------ Supplied data

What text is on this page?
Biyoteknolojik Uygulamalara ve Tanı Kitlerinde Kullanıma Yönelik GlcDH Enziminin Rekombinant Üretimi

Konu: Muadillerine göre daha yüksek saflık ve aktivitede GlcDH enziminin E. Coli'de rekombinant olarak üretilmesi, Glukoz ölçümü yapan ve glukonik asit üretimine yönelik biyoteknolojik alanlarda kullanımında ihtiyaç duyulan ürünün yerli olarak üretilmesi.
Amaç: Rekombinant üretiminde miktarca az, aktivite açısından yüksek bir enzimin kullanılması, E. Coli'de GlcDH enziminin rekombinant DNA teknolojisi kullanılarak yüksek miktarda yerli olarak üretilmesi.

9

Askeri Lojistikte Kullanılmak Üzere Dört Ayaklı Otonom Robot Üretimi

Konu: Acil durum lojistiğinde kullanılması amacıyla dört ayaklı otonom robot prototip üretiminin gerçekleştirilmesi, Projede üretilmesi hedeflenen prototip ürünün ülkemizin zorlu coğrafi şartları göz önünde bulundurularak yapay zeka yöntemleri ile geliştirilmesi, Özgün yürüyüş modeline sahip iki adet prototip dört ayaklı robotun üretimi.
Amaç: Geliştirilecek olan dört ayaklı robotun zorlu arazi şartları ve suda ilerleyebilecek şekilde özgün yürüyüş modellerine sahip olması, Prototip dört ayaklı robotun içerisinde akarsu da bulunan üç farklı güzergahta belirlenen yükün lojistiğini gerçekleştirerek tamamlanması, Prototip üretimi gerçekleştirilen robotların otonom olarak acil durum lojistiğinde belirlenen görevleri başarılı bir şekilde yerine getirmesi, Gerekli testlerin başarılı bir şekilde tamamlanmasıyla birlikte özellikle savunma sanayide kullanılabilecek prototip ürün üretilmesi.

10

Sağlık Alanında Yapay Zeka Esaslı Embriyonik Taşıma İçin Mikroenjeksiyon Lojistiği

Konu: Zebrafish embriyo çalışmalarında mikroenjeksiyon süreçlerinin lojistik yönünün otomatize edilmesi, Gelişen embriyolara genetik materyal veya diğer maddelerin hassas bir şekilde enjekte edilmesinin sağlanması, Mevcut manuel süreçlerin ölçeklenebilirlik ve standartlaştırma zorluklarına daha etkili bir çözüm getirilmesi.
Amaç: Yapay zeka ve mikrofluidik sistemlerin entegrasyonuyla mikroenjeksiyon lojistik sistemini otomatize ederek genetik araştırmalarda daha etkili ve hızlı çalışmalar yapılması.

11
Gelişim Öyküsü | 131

------------

● **Problem to work on**: Quote all of the entries verbatim.

● **Final result**:
What text is on this page?
Biyoteknolojik Uygulamalara ve Tanı Kitlerinde Kullanıma Yönelik GlcDH Enziminin Rekombinant Üretimi

Konu: Muadillerine göre daha yüksek saflık ve aktivitede GlcDH enziminin E. Coli'de rekombinant olarak üretilmesi, Glukoz ölçümü yapan ve glukonik asit üretimine yönelik biyoteknolojik alanlarda kullanımında ihtiyaç duyulan ürünün yerli olarak üretilmesi.
Amaç: Rekombinant üretiminde miktarca az, aktivite açısından yüksek bir enzimin kullanılması, E. Coli'de GlcDH enziminin rekombinant DNA teknolojisi kullanılarak yüksek miktarda yerli olarak üretilmesi.

9

Askeri Lojistikte Kullanılmak Üzere Dört Ayaklı Otonom Robot Üretimi

Konu: Acil durum lojistiğinde kullanılması amacıyla dört ayaklı otonom robot prototip üretiminin gerçekleştirilmesi, Projede üretilmesi hedeflenen prototip ürünün ülkemizin zorlu coğrafi şartları göz önünde bulundurularak yapay zeka yöntemleri ile geliştirilmesi, Özgün yürüyüş modeline sahip iki adet prototip dört ayaklı robotun üretimi.
Amaç: Geliştirilecek olan dört ayaklı robotun zorlu arazi şartları ve suda ilerleyebilecek şekilde özgün yürüyüş modellerine sahip olması, Prototip dört ayaklı robotun içerisinde akarsu da bulunan üç farklı güzergahta belirlenen yükün lojistiğini gerçekleştirerek tamamlanması, Prototip üretimi gerçekleştirilen robotların otonom olarak acil durum lojistiğinde belirlenen görevleri başarılı bir şekilde yerine getirmesi, Gerekli testlerin başarılı bir şekilde tamamlanmasıyla birlikte özellikle savunma sanayide kullanılabilecek prototip ürün üretilmesi.

10

Sağlık Alanında Yapay Zeka Esaslı Embriyonik Taşıma İçin Mikroenjeksiyon Lojistiği

Konu: Zebrafish embriyo çalışmalarında mikroenjeksiyon süreçlerinin lojistik yönünün otomatize edilmesi, Gelişen embriyolara genetik materyal veya diğer maddelerin hassas bir şekilde enjekte edilmesinin sağlanması, Mevcut manuel süreçlerin ölçeklenebilirlik ve standartlaştırma zorluklarına daha etkili bir çözüm getirilmesi.
Amaç: Yapay zeka ve mikrofluidik sistemlerin entegrasyonuyla mikroenjeksiyon lojistik sistemini otomatize ederek genetik araştırmalarda daha etkili ve hızlı çalışmalar yapılması.

11
Gelişim Öyküsü | 131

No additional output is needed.